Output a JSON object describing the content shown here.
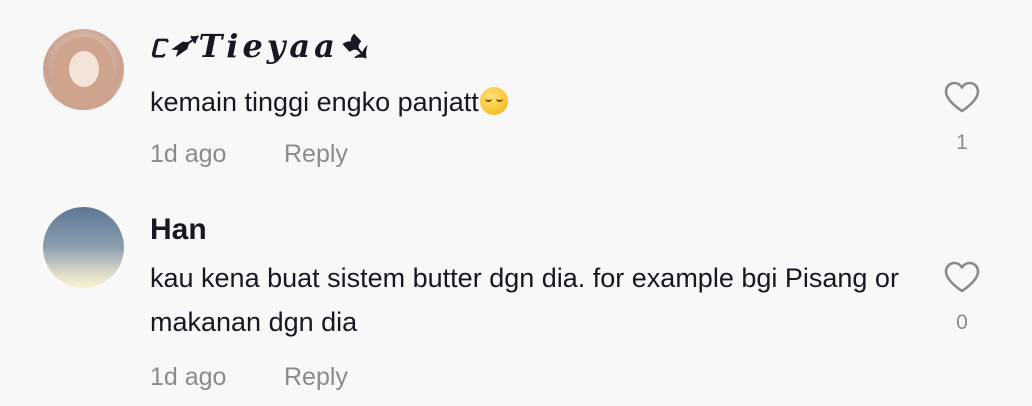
{
  "comments": [
    {
      "username": "ᥴ➶𝑻𝒊𝒆𝒚𝒂𝒂➷",
      "text": "kemain tinggi engko panjatt",
      "emoji": "relieved-face-emoji",
      "time": "1d ago",
      "reply_label": "Reply",
      "like_count": "1"
    },
    {
      "username": "Han",
      "text": "kau kena buat sistem butter dgn dia. for example bgi Pisang or makanan dgn dia",
      "time": "1d ago",
      "reply_label": "Reply",
      "like_count": "0"
    }
  ],
  "icons": {
    "like": "heart-outline-icon"
  },
  "colors": {
    "background": "#f8f8f8",
    "primary_text": "#161823",
    "secondary_text": "#8a8b91"
  }
}
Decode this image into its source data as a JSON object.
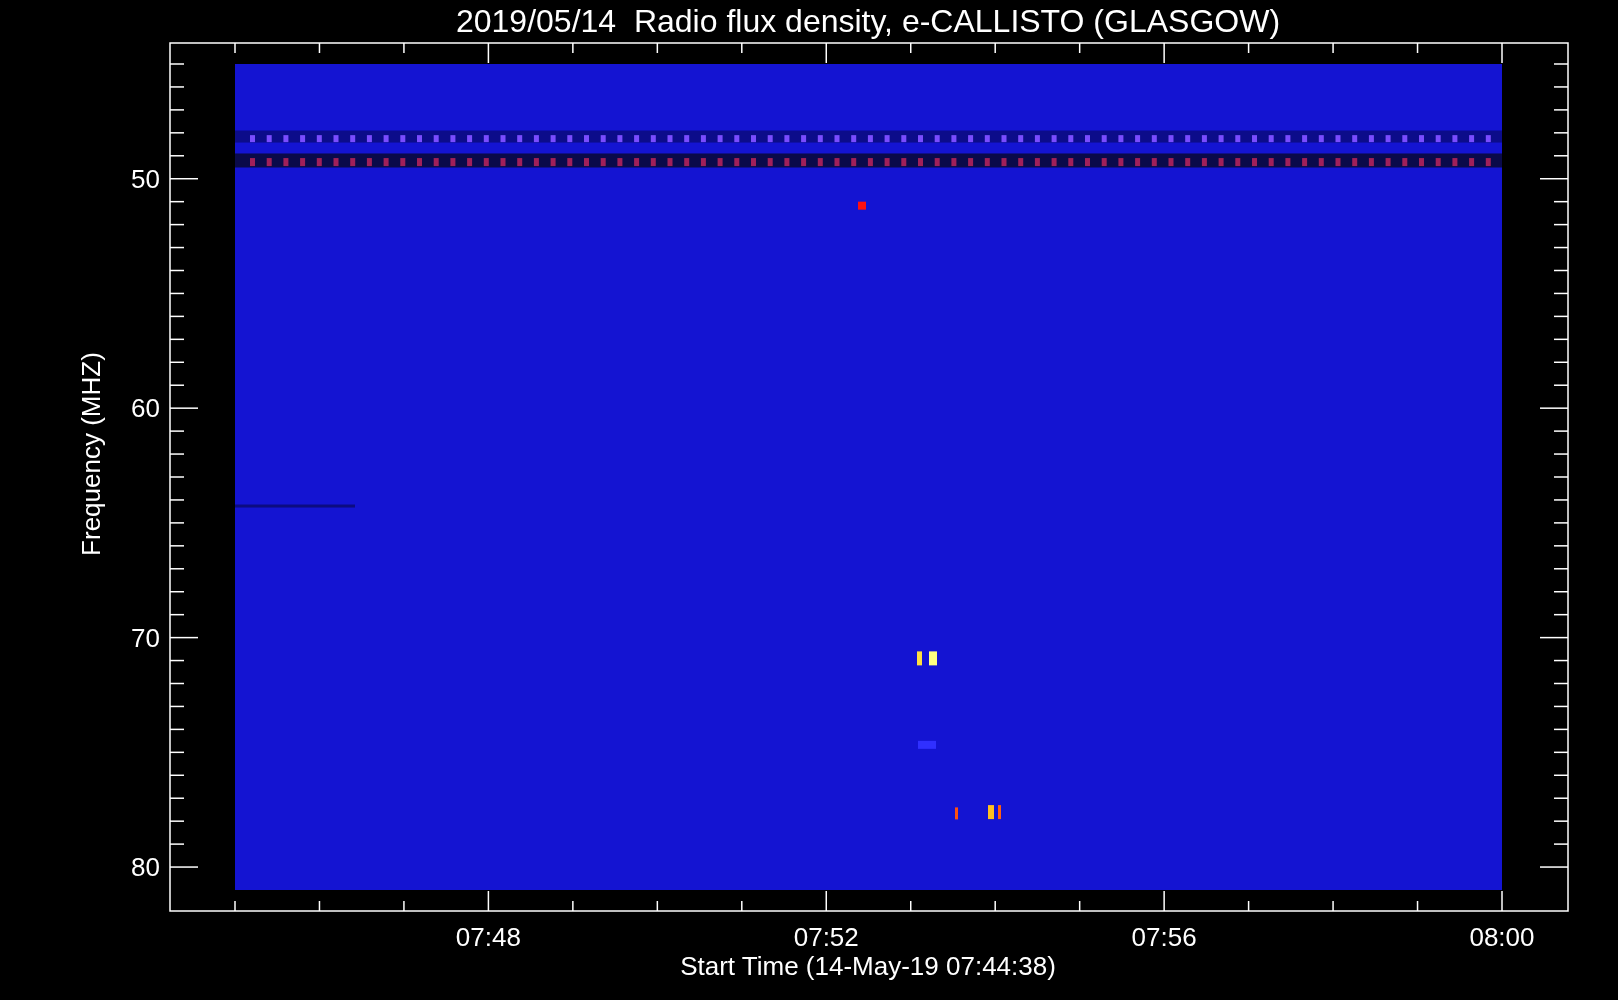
{
  "title": "2019/05/14  Radio flux density, e-CALLISTO (GLASGOW)",
  "xlabel": "Start Time (14-May-19 07:44:38)",
  "ylabel": "Frequency (MHZ)",
  "xticks": [
    "07:48",
    "07:52",
    "07:56",
    "08:00"
  ],
  "yticks": [
    "50",
    "60",
    "70",
    "80"
  ]
}
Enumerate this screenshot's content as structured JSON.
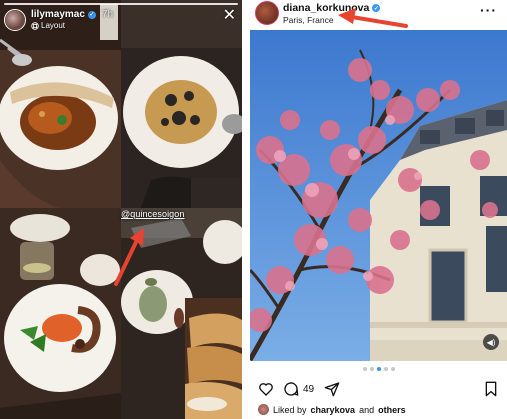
{
  "story": {
    "username": "lilymaymac",
    "time": "7h",
    "layout_label": "Layout",
    "location_tag": "@quincesoigon"
  },
  "post": {
    "username": "diana_korkunova",
    "location": "Paris, France",
    "comment_count": "49",
    "liked_by_prefix": "Liked by",
    "liked_by_user": "charykova",
    "liked_by_and": "and",
    "liked_by_others": "others"
  },
  "icons": {
    "close": "close-icon",
    "layout": "layout-icon",
    "verified": "verified-icon",
    "more": "more-icon",
    "heart": "heart-icon",
    "comment": "comment-icon",
    "share": "share-icon",
    "bookmark": "bookmark-icon",
    "audio": "audio-icon"
  },
  "colors": {
    "annotation_arrow": "#e8432f",
    "verified_blue": "#3897f0",
    "sky_blue": "#5a8fd6",
    "blossom_pink": "#d9728e"
  }
}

══════════════════════════════

Task prompt:
Output the entries above exactly, without their pictures.

Response below:
Output a JSON object describing the content shown here.
{
  "comments": [
    {
      "username": "ᥴ➶𝑻𝒊𝒆𝒚𝒂𝒂➷",
      "text": "kemain tinggi engko panjatt",
      "emoji": "relieved-face-emoji",
      "time": "1d ago",
      "reply_label": "Reply",
      "like_count": "1"
    },
    {
      "username": "Han",
      "text": "kau kena buat sistem butter dgn dia. for example bgi Pisang or makanan dgn dia",
      "time": "1d ago",
      "reply_label": "Reply",
      "like_count": "0"
    }
  ],
  "icons": {
    "like": "heart-outline-icon"
  },
  "colors": {
    "background": "#f8f8f8",
    "primary_text": "#161823",
    "secondary_text": "#8a8b91"
  }
}
Decode this image into its source data as a JSON object.
{
  "title": "2019/05/14  Radio flux density, e-CALLISTO (GLASGOW)",
  "xlabel": "Start Time (14-May-19 07:44:38)",
  "ylabel": "Frequency (MHZ)",
  "xticks": [
    "07:48",
    "07:52",
    "07:56",
    "08:00"
  ],
  "yticks": [
    "50",
    "60",
    "70",
    "80"
  ]
}
Enumerate this screenshot's content as structured JSON.
{
  "story": {
    "username": "lilymaymac",
    "time": "7h",
    "layout_label": "Layout",
    "location_tag": "@quincesoigon"
  },
  "post": {
    "username": "diana_korkunova",
    "location": "Paris, France",
    "comment_count": "49",
    "liked_by_prefix": "Liked by",
    "liked_by_user": "charykova",
    "liked_by_and": "and",
    "liked_by_others": "others"
  },
  "icons": {
    "close": "close-icon",
    "layout": "layout-icon",
    "verified": "verified-icon",
    "more": "more-icon",
    "heart": "heart-icon",
    "comment": "comment-icon",
    "share": "share-icon",
    "bookmark": "bookmark-icon",
    "audio": "audio-icon"
  },
  "colors": {
    "annotation_arrow": "#e8432f",
    "verified_blue": "#3897f0",
    "sky_blue": "#5a8fd6",
    "blossom_pink": "#d9728e"
  }
}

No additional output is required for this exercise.